▼
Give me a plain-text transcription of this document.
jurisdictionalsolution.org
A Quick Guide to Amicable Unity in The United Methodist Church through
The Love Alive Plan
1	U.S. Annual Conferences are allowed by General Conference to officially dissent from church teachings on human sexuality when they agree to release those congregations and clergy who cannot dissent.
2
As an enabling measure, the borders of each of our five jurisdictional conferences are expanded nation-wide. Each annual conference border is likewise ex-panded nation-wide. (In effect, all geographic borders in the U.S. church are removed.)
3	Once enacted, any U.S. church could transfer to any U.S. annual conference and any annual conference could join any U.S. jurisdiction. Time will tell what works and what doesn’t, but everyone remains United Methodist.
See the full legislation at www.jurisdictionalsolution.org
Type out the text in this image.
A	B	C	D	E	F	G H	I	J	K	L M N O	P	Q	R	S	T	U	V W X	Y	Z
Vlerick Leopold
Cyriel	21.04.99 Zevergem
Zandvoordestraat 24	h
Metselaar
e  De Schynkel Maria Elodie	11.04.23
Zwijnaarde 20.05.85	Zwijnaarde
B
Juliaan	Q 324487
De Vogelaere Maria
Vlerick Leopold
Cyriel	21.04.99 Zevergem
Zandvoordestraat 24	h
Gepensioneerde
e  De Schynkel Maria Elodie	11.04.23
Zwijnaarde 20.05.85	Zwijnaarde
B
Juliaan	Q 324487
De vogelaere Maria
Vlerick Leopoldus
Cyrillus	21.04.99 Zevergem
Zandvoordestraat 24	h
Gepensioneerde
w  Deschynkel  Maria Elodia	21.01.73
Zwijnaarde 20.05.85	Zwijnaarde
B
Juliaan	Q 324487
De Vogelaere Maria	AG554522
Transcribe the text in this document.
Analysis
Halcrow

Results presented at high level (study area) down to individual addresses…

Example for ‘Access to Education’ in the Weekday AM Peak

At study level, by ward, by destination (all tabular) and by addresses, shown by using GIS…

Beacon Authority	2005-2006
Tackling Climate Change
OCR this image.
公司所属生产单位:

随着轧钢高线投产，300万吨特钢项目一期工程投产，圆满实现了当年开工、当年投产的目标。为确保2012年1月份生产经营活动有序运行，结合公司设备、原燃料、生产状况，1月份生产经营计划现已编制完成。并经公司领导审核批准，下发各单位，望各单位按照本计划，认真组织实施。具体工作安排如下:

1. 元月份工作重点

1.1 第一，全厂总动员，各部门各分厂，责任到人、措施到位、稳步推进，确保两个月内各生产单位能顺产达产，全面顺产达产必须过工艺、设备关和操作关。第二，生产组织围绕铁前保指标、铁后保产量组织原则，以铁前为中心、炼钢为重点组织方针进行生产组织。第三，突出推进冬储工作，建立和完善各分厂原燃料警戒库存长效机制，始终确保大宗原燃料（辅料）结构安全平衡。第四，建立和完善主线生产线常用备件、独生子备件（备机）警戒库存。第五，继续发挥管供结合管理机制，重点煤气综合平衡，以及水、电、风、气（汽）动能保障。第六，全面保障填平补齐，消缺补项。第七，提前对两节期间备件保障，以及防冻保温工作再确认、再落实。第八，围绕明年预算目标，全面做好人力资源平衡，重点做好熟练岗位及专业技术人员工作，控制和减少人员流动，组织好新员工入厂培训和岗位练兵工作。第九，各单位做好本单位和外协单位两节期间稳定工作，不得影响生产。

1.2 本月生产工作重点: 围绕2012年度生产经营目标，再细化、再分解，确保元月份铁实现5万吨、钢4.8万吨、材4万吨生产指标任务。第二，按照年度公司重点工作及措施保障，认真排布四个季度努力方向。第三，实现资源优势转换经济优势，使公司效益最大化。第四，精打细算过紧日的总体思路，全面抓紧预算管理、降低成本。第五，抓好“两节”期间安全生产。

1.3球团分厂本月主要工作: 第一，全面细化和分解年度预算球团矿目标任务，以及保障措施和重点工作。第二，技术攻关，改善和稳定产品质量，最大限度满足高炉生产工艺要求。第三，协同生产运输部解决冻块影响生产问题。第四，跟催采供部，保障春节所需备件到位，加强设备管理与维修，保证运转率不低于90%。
▲
# [What needs to be done]
Everything from the line with "OCR this image." to the end of the listing above needs to be duplicated exactly, both end lines included, with nothing more.

# [Correct response]
OCR this image.
公司所属生产单位:

随着轧钢高线投产，300万吨特钢项目一期工程投产，圆满实现了当年开工、当年投产的目标。为确保2012年1月份生产经营活动有序运行，结合公司设备、原燃料、生产状况，1月份生产经营计划现已编制完成。并经公司领导审核批准，下发各单位，望各单位按照本计划，认真组织实施。具体工作安排如下:

1. 元月份工作重点

1.1 第一，全厂总动员，各部门各分厂，责任到人、措施到位、稳步推进，确保两个月内各生产单位能顺产达产，全面顺产达产必须过工艺、设备关和操作关。第二，生产组织围绕铁前保指标、铁后保产量组织原则，以铁前为中心、炼钢为重点组织方针进行生产组织。第三，突出推进冬储工作，建立和完善各分厂原燃料警戒库存长效机制，始终确保大宗原燃料（辅料）结构安全平衡。第四，建立和完善主线生产线常用备件、独生子备件（备机）警戒库存。第五，继续发挥管供结合管理机制，重点煤气综合平衡，以及水、电、风、气（汽）动能保障。第六，全面保障填平补齐，消缺补项。第七，提前对两节期间备件保障，以及防冻保温工作再确认、再落实。第八，围绕明年预算目标，全面做好人力资源平衡，重点做好熟练岗位及专业技术人员工作，控制和减少人员流动，组织好新员工入厂培训和岗位练兵工作。第九，各单位做好本单位和外协单位两节期间稳定工作，不得影响生产。

1.2 本月生产工作重点: 围绕2012年度生产经营目标，再细化、再分解，确保元月份铁实现5万吨、钢4.8万吨、材4万吨生产指标任务。第二，按照年度公司重点工作及措施保障，认真排布四个季度努力方向。第三，实现资源优势转换经济优势，使公司效益最大化。第四，精打细算过紧日的总体思路，全面抓紧预算管理、降低成本。第五，抓好“两节”期间安全生产。

1.3球团分厂本月主要工作: 第一，全面细化和分解年度预算球团矿目标任务，以及保障措施和重点工作。第二，技术攻关，改善和稳定产品质量，最大限度满足高炉生产工艺要求。第三，协同生产运输部解决冻块影响生产问题。第四，跟催采供部，保障春节所需备件到位，加强设备管理与维修，保证运转率不低于90%。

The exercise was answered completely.